** Start DATA FOR THE TASK **
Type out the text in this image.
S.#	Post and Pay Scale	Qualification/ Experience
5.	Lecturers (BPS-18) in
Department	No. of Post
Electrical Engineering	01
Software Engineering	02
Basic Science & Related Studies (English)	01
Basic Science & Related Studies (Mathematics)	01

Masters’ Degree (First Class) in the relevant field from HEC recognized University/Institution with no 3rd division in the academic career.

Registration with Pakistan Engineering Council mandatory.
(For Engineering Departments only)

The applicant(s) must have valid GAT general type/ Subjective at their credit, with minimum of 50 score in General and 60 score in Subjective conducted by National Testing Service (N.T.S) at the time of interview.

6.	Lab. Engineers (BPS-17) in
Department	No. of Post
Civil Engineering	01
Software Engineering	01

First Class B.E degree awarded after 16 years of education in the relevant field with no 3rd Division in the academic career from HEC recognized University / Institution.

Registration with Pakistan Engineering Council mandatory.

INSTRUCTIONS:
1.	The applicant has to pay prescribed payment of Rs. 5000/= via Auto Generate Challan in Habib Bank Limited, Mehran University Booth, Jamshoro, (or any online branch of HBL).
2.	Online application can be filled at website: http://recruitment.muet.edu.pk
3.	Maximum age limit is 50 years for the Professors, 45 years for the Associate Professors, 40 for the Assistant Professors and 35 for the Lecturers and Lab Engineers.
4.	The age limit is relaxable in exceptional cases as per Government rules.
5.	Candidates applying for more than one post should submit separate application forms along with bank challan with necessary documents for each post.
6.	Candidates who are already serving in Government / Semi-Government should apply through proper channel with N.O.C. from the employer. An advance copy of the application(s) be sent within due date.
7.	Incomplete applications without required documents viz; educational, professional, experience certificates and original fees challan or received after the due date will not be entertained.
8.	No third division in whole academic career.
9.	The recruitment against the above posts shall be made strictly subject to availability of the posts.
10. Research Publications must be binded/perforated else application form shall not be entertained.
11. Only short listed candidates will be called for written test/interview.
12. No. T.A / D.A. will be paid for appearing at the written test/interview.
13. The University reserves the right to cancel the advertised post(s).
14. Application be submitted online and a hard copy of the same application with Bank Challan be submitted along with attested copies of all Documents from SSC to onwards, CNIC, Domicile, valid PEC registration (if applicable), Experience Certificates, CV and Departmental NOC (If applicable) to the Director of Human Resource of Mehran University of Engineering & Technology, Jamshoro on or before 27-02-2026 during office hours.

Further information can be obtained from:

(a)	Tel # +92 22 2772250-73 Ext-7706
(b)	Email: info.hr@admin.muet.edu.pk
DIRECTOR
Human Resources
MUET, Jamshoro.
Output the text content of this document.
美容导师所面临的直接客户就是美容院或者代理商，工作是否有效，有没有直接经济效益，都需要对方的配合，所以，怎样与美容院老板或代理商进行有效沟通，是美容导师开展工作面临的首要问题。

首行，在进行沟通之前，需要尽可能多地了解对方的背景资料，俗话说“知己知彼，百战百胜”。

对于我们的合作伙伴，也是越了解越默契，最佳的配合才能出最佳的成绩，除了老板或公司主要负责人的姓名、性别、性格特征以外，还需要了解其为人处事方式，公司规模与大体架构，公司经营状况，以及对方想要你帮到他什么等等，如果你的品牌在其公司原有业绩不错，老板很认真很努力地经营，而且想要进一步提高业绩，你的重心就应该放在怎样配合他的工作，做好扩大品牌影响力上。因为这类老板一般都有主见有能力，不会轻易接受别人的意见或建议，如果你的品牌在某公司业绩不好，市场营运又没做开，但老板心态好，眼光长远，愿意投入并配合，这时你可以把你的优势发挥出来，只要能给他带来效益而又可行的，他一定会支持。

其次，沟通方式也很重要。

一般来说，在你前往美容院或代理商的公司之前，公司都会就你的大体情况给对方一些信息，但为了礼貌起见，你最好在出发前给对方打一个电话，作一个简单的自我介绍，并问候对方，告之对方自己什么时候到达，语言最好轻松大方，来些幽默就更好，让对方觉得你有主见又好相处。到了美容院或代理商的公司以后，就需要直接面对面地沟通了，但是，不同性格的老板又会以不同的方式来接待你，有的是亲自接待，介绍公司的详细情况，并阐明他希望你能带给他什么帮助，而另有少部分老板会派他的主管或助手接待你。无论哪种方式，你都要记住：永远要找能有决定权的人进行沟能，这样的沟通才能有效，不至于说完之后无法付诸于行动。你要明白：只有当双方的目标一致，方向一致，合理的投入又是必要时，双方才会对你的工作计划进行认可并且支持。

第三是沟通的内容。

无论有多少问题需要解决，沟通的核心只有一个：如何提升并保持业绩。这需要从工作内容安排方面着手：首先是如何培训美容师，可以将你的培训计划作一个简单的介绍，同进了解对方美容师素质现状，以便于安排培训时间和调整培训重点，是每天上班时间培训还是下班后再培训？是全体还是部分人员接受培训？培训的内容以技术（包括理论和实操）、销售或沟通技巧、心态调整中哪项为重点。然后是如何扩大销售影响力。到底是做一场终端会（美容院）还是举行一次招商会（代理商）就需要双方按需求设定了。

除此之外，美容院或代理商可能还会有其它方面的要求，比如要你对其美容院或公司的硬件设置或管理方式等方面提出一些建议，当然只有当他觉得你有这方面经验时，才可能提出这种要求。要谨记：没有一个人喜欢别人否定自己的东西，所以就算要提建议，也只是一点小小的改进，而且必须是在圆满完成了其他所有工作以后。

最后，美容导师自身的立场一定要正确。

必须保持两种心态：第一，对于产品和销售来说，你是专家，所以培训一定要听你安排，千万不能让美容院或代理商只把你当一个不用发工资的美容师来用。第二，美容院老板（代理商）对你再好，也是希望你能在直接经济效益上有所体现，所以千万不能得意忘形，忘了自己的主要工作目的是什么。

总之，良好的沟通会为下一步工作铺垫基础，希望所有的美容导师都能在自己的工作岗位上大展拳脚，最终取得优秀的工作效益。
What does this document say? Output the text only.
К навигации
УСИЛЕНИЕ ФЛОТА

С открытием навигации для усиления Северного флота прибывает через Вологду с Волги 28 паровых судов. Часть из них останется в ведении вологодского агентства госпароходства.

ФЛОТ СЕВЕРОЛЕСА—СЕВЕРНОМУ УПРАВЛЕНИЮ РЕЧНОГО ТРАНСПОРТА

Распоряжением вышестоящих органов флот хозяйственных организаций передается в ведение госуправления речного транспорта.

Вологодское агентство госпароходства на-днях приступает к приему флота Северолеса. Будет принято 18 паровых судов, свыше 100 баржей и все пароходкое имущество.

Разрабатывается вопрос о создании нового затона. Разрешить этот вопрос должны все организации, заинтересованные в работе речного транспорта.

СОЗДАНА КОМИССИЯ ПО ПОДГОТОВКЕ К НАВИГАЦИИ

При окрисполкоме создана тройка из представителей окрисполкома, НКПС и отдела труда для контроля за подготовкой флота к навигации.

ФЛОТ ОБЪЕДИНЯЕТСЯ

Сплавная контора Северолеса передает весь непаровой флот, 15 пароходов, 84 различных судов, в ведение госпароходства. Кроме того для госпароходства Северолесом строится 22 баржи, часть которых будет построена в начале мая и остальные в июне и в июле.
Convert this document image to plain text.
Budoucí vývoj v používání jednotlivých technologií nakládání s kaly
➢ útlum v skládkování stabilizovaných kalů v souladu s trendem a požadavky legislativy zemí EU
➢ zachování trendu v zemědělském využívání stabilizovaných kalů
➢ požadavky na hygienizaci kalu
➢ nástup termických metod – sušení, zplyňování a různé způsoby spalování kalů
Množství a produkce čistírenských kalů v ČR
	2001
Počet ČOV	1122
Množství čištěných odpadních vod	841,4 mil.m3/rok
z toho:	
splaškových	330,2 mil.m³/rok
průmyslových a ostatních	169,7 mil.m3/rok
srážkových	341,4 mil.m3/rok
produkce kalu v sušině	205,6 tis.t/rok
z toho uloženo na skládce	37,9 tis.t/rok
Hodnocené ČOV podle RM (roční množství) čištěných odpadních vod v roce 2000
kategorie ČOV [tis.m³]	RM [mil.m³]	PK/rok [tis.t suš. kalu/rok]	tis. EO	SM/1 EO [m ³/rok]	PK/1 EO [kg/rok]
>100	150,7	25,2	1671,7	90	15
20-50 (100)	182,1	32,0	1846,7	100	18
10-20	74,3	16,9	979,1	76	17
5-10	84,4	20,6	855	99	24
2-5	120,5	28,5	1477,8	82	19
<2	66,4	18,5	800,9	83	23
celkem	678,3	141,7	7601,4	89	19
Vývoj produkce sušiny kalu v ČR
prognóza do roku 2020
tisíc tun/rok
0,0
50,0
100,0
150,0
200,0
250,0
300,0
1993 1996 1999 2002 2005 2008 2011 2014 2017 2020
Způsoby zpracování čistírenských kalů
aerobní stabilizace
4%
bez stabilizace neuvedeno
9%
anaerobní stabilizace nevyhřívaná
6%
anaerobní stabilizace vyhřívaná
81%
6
** End DATA FOR THE TASK **
WHAT THE TASK ASKS —
Read through the lines above and collect those that contain the string "anaerobní".

EXERCISE OUTPUT —
anaerobní stabilizace nevyhřívaná
anaerobní stabilizace vyhřívaná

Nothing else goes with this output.